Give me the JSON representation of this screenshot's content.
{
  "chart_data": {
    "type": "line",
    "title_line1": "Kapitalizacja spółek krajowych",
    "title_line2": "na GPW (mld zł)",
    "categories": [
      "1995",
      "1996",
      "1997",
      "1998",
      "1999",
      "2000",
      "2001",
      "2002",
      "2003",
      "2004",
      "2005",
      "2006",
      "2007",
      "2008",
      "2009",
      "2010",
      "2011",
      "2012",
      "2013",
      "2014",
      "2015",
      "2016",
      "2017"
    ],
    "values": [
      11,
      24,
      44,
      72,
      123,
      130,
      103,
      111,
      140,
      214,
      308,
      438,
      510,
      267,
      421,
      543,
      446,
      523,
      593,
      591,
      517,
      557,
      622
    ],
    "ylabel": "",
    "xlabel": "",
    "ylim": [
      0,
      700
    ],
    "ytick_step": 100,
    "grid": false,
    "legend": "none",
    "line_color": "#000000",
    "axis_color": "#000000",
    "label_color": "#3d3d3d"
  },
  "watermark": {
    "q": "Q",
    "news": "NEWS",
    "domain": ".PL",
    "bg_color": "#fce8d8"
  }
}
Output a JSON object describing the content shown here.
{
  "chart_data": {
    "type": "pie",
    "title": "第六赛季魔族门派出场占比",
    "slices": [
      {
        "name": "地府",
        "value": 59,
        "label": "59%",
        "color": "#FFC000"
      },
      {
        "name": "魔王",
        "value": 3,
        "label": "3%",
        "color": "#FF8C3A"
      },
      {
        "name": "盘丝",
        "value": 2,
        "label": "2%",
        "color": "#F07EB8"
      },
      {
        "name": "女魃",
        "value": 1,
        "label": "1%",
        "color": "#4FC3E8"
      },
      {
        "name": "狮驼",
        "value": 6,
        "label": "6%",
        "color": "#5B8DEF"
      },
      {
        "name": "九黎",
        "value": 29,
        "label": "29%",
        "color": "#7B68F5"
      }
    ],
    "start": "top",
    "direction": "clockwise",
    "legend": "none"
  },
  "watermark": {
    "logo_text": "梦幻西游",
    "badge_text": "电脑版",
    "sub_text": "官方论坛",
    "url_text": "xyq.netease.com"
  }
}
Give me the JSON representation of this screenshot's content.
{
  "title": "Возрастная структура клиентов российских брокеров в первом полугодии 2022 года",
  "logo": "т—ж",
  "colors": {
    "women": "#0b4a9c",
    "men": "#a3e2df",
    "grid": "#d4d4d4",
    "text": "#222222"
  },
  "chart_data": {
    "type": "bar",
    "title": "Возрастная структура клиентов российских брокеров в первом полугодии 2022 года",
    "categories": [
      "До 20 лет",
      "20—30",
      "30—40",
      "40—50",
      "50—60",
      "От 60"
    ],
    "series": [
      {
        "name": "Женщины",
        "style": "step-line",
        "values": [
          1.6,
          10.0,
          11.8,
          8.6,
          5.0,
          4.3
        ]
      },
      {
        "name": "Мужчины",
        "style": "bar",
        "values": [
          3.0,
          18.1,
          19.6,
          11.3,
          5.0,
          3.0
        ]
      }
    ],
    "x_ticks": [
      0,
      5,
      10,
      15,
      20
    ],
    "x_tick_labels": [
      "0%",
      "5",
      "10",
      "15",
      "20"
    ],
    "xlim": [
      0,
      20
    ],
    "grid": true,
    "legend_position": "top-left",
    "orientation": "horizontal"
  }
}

» Problem to solve
Write out the entries in full, exactly as given.

» The reply
Give me the JSON representation of this screenshot's content.
{
  "chart_data": {
    "type": "line",
    "title_line1": "Kapitalizacja spółek krajowych",
    "title_line2": "na GPW (mld zł)",
    "categories": [
      "1995",
      "1996",
      "1997",
      "1998",
      "1999",
      "2000",
      "2001",
      "2002",
      "2003",
      "2004",
      "2005",
      "2006",
      "2007",
      "2008",
      "2009",
      "2010",
      "2011",
      "2012",
      "2013",
      "2014",
      "2015",
      "2016",
      "2017"
    ],
    "values": [
      11,
      24,
      44,
      72,
      123,
      130,
      103,
      111,
      140,
      214,
      308,
      438,
      510,
      267,
      421,
      543,
      446,
      523,
      593,
      591,
      517,
      557,
      622
    ],
    "ylabel": "",
    "xlabel": "",
    "ylim": [
      0,
      700
    ],
    "ytick_step": 100,
    "grid": false,
    "legend": "none",
    "line_color": "#000000",
    "axis_color": "#000000",
    "label_color": "#3d3d3d"
  },
  "watermark": {
    "q": "Q",
    "news": "NEWS",
    "domain": ".PL",
    "bg_color": "#fce8d8"
  }
}
Output a JSON object describing the content shown here.
{
  "chart_data": {
    "type": "pie",
    "title": "第六赛季魔族门派出场占比",
    "slices": [
      {
        "name": "地府",
        "value": 59,
        "label": "59%",
        "color": "#FFC000"
      },
      {
        "name": "魔王",
        "value": 3,
        "label": "3%",
        "color": "#FF8C3A"
      },
      {
        "name": "盘丝",
        "value": 2,
        "label": "2%",
        "color": "#F07EB8"
      },
      {
        "name": "女魃",
        "value": 1,
        "label": "1%",
        "color": "#4FC3E8"
      },
      {
        "name": "狮驼",
        "value": 6,
        "label": "6%",
        "color": "#5B8DEF"
      },
      {
        "name": "九黎",
        "value": 29,
        "label": "29%",
        "color": "#7B68F5"
      }
    ],
    "start": "top",
    "direction": "clockwise",
    "legend": "none"
  },
  "watermark": {
    "logo_text": "梦幻西游",
    "badge_text": "电脑版",
    "sub_text": "官方论坛",
    "url_text": "xyq.netease.com"
  }
}
Give me the JSON representation of this screenshot's content.
{
  "title": "Возрастная структура клиентов российских брокеров в первом полугодии 2022 года",
  "logo": "т—ж",
  "colors": {
    "women": "#0b4a9c",
    "men": "#a3e2df",
    "grid": "#d4d4d4",
    "text": "#222222"
  },
  "chart_data": {
    "type": "bar",
    "title": "Возрастная структура клиентов российских брокеров в первом полугодии 2022 года",
    "categories": [
      "До 20 лет",
      "20—30",
      "30—40",
      "40—50",
      "50—60",
      "От 60"
    ],
    "series": [
      {
        "name": "Женщины",
        "style": "step-line",
        "values": [
          1.6,
          10.0,
          11.8,
          8.6,
          5.0,
          4.3
        ]
      },
      {
        "name": "Мужчины",
        "style": "bar",
        "values": [
          3.0,
          18.1,
          19.6,
          11.3,
          5.0,
          3.0
        ]
      }
    ],
    "x_ticks": [
      0,
      5,
      10,
      15,
      20
    ],
    "x_tick_labels": [
      "0%",
      "5",
      "10",
      "15",
      "20"
    ],
    "xlim": [
      0,
      20
    ],
    "grid": true,
    "legend_position": "top-left",
    "orientation": "horizontal"
  }
}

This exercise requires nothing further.